▶ **WORK TO COMPLETE**: Your answer should be a single number: the count of lines in the material below that hold "Chinese".
* Start *
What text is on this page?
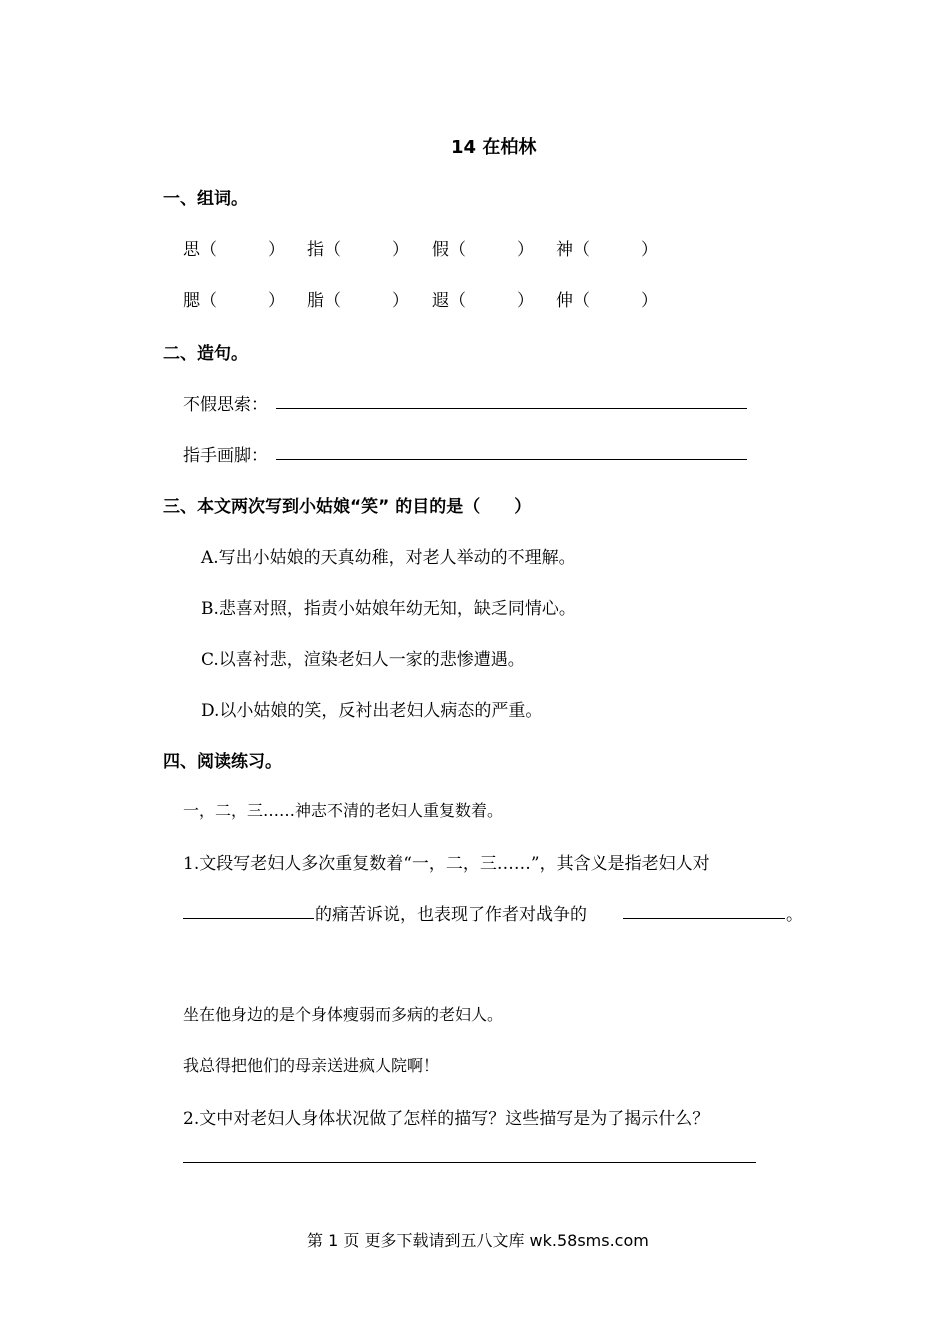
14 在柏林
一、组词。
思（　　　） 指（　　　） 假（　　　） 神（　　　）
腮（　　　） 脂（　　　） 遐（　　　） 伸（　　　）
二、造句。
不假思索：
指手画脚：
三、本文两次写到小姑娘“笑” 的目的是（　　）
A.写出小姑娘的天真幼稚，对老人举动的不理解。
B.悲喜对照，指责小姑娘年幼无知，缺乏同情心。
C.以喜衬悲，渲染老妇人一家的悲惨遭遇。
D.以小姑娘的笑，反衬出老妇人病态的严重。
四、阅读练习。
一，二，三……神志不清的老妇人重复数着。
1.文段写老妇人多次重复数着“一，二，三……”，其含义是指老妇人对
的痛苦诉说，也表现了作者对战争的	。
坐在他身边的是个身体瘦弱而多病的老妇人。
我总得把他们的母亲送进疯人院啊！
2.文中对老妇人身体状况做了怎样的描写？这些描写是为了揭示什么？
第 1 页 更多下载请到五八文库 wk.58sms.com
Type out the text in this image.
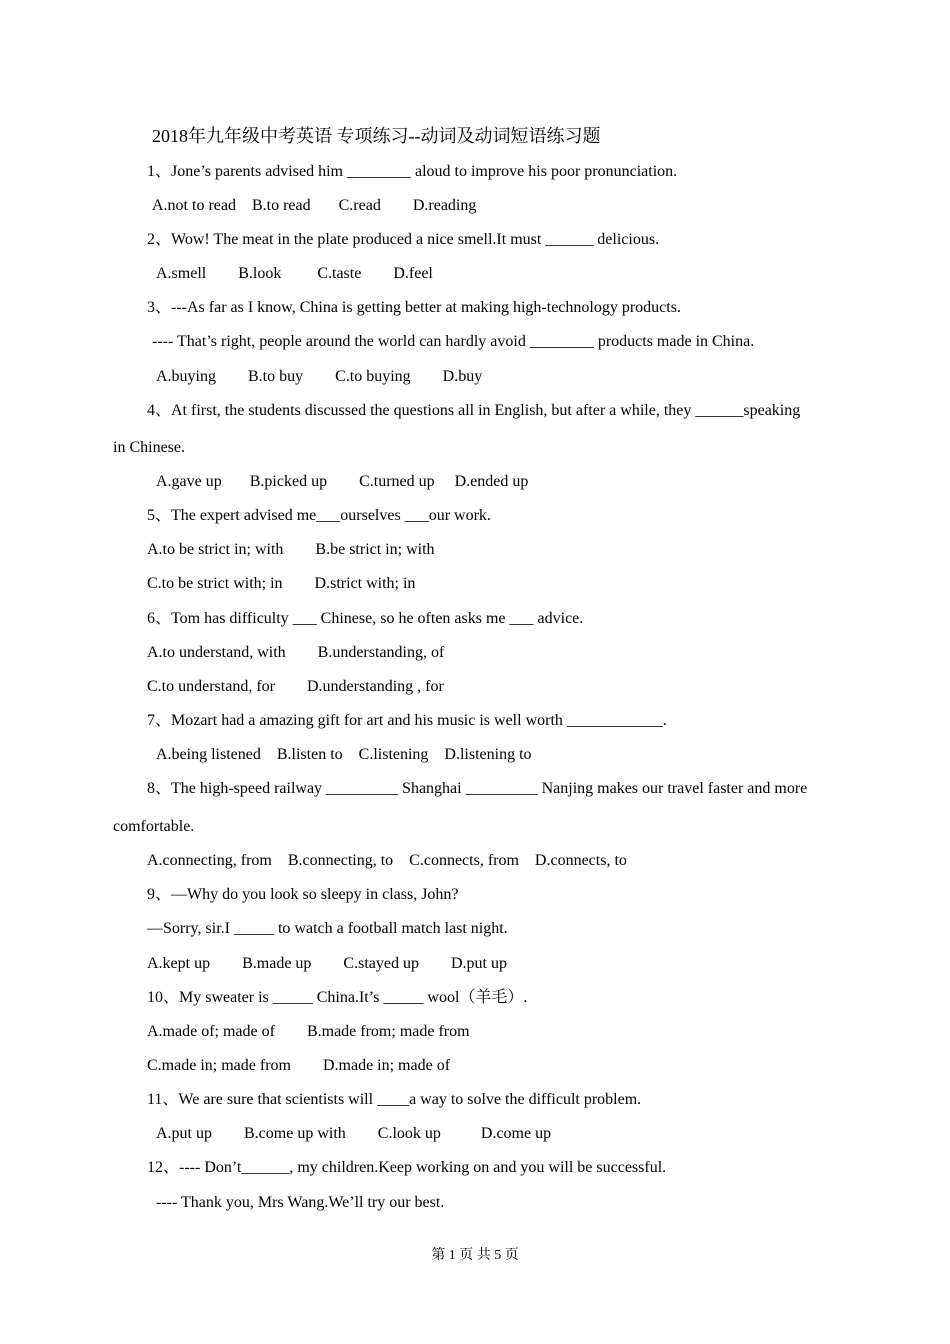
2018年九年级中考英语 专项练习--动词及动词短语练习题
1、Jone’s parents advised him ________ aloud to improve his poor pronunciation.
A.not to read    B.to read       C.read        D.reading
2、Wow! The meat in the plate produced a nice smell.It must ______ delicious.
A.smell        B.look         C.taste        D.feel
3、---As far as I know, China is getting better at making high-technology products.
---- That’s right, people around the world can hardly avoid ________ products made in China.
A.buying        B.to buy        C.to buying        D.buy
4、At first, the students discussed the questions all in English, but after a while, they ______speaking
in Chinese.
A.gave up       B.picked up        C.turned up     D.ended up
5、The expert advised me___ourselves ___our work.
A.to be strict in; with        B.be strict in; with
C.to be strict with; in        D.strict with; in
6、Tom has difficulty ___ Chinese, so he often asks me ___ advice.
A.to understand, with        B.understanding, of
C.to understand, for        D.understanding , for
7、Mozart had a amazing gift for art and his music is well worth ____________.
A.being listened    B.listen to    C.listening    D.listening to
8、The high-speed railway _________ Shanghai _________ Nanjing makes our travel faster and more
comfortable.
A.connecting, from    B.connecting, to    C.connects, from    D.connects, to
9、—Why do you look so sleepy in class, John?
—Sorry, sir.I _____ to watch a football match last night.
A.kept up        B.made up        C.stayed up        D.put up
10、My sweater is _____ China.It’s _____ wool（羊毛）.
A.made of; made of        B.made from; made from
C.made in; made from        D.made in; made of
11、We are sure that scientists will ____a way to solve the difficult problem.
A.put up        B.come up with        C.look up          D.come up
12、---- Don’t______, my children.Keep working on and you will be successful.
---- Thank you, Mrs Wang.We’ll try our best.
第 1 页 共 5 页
* End *
▶ **ANSWER TO THIS EXERCISE**: 2